• _Aim of the exercise_
Copy the following rows word for word, keeping every line unchanged.

• _Information shown_
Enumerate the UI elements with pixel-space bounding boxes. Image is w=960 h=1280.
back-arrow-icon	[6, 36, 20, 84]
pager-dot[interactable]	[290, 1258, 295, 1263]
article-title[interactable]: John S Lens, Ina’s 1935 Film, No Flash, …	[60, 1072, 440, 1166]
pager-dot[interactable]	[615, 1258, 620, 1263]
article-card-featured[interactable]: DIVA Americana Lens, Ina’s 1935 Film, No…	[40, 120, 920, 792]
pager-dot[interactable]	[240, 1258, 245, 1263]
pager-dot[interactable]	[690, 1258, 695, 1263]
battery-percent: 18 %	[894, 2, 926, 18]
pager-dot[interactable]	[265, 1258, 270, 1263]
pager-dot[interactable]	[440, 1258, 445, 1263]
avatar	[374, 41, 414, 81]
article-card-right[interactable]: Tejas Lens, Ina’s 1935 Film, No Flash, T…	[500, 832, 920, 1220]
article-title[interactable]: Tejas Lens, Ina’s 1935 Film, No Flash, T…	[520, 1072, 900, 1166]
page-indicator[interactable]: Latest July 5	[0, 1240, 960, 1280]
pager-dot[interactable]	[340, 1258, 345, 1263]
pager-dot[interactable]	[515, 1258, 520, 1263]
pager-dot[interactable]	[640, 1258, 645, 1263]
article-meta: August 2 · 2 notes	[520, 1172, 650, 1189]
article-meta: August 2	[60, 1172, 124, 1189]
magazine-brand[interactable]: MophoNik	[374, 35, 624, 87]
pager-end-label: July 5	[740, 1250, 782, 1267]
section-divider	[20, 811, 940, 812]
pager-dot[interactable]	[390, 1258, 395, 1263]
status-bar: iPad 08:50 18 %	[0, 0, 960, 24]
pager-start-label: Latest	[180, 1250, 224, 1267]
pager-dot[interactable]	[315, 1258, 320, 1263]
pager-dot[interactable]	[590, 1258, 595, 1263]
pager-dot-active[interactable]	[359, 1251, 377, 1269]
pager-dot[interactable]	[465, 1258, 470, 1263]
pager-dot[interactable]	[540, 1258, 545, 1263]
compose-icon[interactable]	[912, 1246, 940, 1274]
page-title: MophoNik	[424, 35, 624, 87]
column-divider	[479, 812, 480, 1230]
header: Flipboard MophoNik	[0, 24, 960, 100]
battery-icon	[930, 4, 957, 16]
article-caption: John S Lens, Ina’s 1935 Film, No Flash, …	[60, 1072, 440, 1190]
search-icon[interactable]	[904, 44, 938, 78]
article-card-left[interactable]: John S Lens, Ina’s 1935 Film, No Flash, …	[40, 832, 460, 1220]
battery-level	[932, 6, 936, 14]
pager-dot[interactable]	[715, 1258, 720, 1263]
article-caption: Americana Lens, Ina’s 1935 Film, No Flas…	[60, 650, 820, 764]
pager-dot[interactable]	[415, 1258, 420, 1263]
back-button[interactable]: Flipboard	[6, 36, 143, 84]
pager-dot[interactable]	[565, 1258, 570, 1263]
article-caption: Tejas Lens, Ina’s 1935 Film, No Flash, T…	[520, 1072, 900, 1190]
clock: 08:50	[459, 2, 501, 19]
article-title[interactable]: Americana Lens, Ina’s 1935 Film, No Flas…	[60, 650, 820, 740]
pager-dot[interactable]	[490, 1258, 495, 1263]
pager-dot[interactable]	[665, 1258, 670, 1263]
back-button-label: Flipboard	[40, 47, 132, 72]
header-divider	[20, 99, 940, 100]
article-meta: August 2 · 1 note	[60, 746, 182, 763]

• _Reply to the exercise_
Enumerate the UI elements with pixel-space bounding boxes. Image is w=960 h=1280.
back-arrow-icon	[6, 36, 20, 84]
pager-dot[interactable]	[290, 1258, 295, 1263]
article-title[interactable]: John S Lens, Ina’s 1935 Film, No Flash, …	[60, 1072, 440, 1166]
pager-dot[interactable]	[615, 1258, 620, 1263]
article-card-featured[interactable]: DIVA Americana Lens, Ina’s 1935 Film, No…	[40, 120, 920, 792]
pager-dot[interactable]	[240, 1258, 245, 1263]
pager-dot[interactable]	[690, 1258, 695, 1263]
battery-percent: 18 %	[894, 2, 926, 18]
pager-dot[interactable]	[265, 1258, 270, 1263]
pager-dot[interactable]	[440, 1258, 445, 1263]
avatar	[374, 41, 414, 81]
article-card-right[interactable]: Tejas Lens, Ina’s 1935 Film, No Flash, T…	[500, 832, 920, 1220]
article-title[interactable]: Tejas Lens, Ina’s 1935 Film, No Flash, T…	[520, 1072, 900, 1166]
page-indicator[interactable]: Latest July 5	[0, 1240, 960, 1280]
pager-dot[interactable]	[340, 1258, 345, 1263]
pager-dot[interactable]	[515, 1258, 520, 1263]
pager-dot[interactable]	[640, 1258, 645, 1263]
article-meta: August 2 · 2 notes	[520, 1172, 650, 1189]
article-meta: August 2	[60, 1172, 124, 1189]
magazine-brand[interactable]: MophoNik	[374, 35, 624, 87]
pager-end-label: July 5	[740, 1250, 782, 1267]
section-divider	[20, 811, 940, 812]
pager-dot[interactable]	[390, 1258, 395, 1263]
status-bar: iPad 08:50 18 %	[0, 0, 960, 24]
pager-start-label: Latest	[180, 1250, 224, 1267]
pager-dot[interactable]	[315, 1258, 320, 1263]
pager-dot[interactable]	[590, 1258, 595, 1263]
pager-dot-active[interactable]	[359, 1251, 377, 1269]
pager-dot[interactable]	[465, 1258, 470, 1263]
pager-dot[interactable]	[540, 1258, 545, 1263]
compose-icon[interactable]	[912, 1246, 940, 1274]
page-title: MophoNik	[424, 35, 624, 87]
column-divider	[479, 812, 480, 1230]
header: Flipboard MophoNik	[0, 24, 960, 100]
battery-icon	[930, 4, 957, 16]
article-caption: John S Lens, Ina’s 1935 Film, No Flash, …	[60, 1072, 440, 1190]
search-icon[interactable]	[904, 44, 938, 78]
article-card-left[interactable]: John S Lens, Ina’s 1935 Film, No Flash, …	[40, 832, 460, 1220]
battery-level	[932, 6, 936, 14]
pager-dot[interactable]	[715, 1258, 720, 1263]
article-caption: Americana Lens, Ina’s 1935 Film, No Flas…	[60, 650, 820, 764]
pager-dot[interactable]	[415, 1258, 420, 1263]
back-button[interactable]: Flipboard	[6, 36, 143, 84]
pager-dot[interactable]	[565, 1258, 570, 1263]
article-caption: Tejas Lens, Ina’s 1935 Film, No Flash, T…	[520, 1072, 900, 1190]
clock: 08:50	[459, 2, 501, 19]
article-title[interactable]: Americana Lens, Ina’s 1935 Film, No Flas…	[60, 650, 820, 740]
pager-dot[interactable]	[490, 1258, 495, 1263]
pager-dot[interactable]	[665, 1258, 670, 1263]
back-button-label: Flipboard	[40, 47, 132, 72]
header-divider	[20, 99, 940, 100]
article-meta: August 2 · 1 note	[60, 746, 182, 763]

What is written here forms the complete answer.